Material shown:
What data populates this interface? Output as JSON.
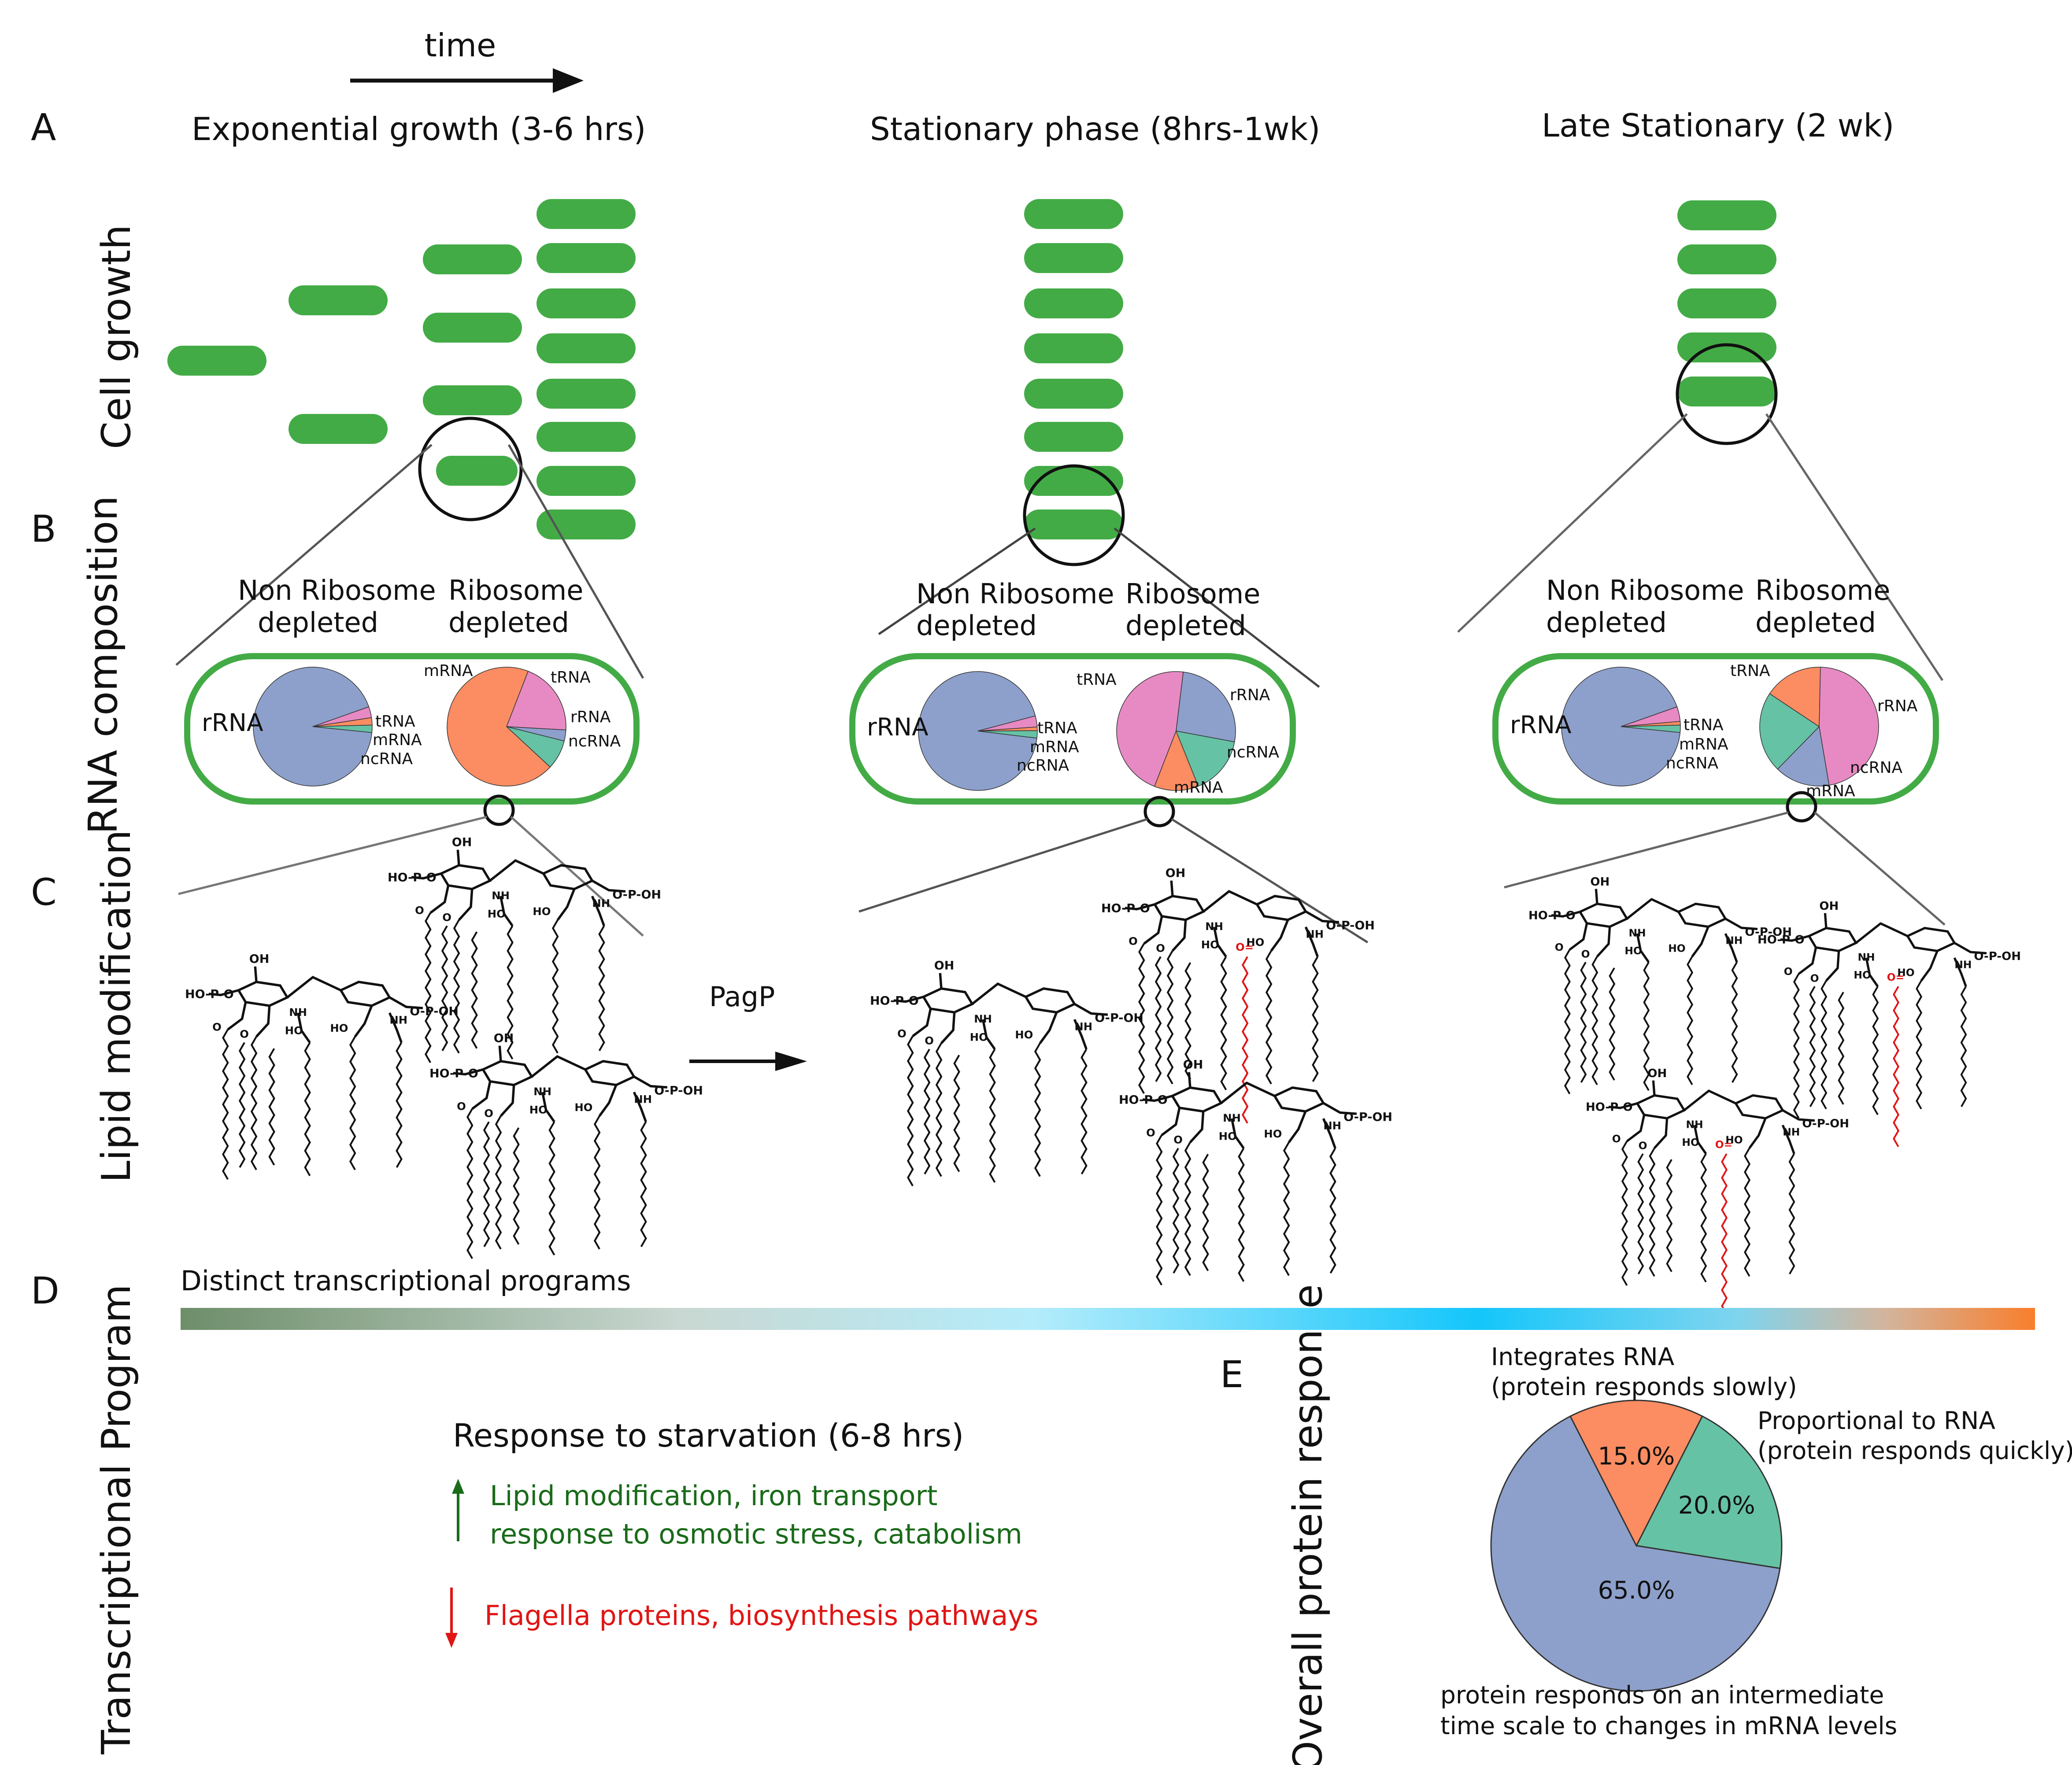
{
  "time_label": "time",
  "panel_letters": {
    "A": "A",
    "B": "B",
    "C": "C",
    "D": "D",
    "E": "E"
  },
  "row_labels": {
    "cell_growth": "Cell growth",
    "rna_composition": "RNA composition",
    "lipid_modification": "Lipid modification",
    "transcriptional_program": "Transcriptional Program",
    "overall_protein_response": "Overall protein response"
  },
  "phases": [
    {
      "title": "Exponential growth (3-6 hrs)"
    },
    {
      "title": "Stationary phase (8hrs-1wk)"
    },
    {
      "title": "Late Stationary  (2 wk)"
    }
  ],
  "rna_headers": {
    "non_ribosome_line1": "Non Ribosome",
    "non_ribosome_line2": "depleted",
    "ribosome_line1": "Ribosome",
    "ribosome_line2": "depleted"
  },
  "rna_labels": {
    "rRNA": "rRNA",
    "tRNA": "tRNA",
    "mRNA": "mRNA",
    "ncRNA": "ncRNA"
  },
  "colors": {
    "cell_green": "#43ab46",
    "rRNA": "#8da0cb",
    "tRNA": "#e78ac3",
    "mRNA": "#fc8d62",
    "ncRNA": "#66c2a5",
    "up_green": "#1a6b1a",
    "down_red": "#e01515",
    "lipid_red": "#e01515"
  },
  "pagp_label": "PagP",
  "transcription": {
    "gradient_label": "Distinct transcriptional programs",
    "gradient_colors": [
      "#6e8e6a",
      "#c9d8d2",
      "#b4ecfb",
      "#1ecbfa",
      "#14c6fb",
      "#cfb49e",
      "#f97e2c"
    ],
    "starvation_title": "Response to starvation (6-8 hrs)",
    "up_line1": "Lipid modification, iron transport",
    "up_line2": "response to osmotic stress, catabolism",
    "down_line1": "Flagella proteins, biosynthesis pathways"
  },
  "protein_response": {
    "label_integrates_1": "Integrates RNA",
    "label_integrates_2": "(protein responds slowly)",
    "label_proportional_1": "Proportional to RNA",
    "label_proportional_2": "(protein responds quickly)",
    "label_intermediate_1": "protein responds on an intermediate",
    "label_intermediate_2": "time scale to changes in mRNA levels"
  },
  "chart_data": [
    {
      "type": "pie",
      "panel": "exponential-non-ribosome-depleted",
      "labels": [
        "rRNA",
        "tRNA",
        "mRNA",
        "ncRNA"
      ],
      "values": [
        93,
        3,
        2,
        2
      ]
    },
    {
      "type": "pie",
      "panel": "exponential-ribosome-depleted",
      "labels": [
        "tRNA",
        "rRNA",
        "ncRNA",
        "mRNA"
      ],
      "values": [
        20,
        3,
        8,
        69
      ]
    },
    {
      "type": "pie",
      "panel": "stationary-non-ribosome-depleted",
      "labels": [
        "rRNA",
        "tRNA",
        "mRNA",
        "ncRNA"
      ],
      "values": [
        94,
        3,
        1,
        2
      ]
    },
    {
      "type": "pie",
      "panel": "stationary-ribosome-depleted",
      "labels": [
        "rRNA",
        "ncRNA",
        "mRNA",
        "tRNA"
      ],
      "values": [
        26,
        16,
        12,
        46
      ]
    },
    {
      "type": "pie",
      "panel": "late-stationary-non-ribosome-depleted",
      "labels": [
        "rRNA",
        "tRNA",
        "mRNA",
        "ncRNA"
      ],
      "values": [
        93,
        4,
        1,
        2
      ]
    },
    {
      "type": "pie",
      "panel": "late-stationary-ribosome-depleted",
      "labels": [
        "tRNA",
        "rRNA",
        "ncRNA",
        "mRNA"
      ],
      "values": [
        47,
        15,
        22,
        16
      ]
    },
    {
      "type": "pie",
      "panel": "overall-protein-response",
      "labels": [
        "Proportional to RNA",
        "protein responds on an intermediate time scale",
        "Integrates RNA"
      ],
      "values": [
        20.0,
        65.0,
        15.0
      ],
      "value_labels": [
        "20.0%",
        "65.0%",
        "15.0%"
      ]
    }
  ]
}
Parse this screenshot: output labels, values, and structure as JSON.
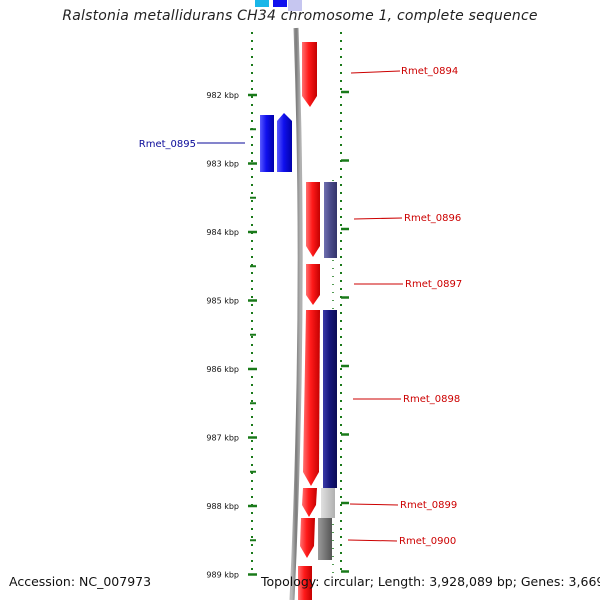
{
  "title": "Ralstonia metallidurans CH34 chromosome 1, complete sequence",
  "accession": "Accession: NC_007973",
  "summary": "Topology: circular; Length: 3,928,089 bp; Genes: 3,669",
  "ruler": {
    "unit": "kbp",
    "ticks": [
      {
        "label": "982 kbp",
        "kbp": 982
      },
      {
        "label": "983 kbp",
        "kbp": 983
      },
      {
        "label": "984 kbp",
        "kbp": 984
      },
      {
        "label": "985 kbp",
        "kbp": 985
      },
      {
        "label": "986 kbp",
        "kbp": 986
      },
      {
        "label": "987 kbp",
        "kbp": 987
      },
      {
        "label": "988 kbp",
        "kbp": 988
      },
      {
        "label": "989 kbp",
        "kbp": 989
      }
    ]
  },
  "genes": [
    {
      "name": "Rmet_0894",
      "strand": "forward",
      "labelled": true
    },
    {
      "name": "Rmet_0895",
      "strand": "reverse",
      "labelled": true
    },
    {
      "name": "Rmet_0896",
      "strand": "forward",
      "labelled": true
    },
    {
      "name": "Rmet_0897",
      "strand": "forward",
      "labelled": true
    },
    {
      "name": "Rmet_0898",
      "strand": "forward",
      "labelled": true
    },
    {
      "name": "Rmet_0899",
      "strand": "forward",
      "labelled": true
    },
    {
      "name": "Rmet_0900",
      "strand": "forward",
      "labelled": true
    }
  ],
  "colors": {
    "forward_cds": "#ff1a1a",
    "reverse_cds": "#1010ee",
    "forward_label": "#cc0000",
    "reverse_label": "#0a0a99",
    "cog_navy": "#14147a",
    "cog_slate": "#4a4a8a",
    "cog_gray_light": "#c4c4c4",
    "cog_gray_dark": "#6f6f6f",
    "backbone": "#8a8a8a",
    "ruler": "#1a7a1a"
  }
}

Task goal:
Which lines of the data contain the string "modification"? Copy each of them.

Written solution:
    "lipid_modification": "Lipid modification",
    "up_line1": "Lipid modification, iron transport",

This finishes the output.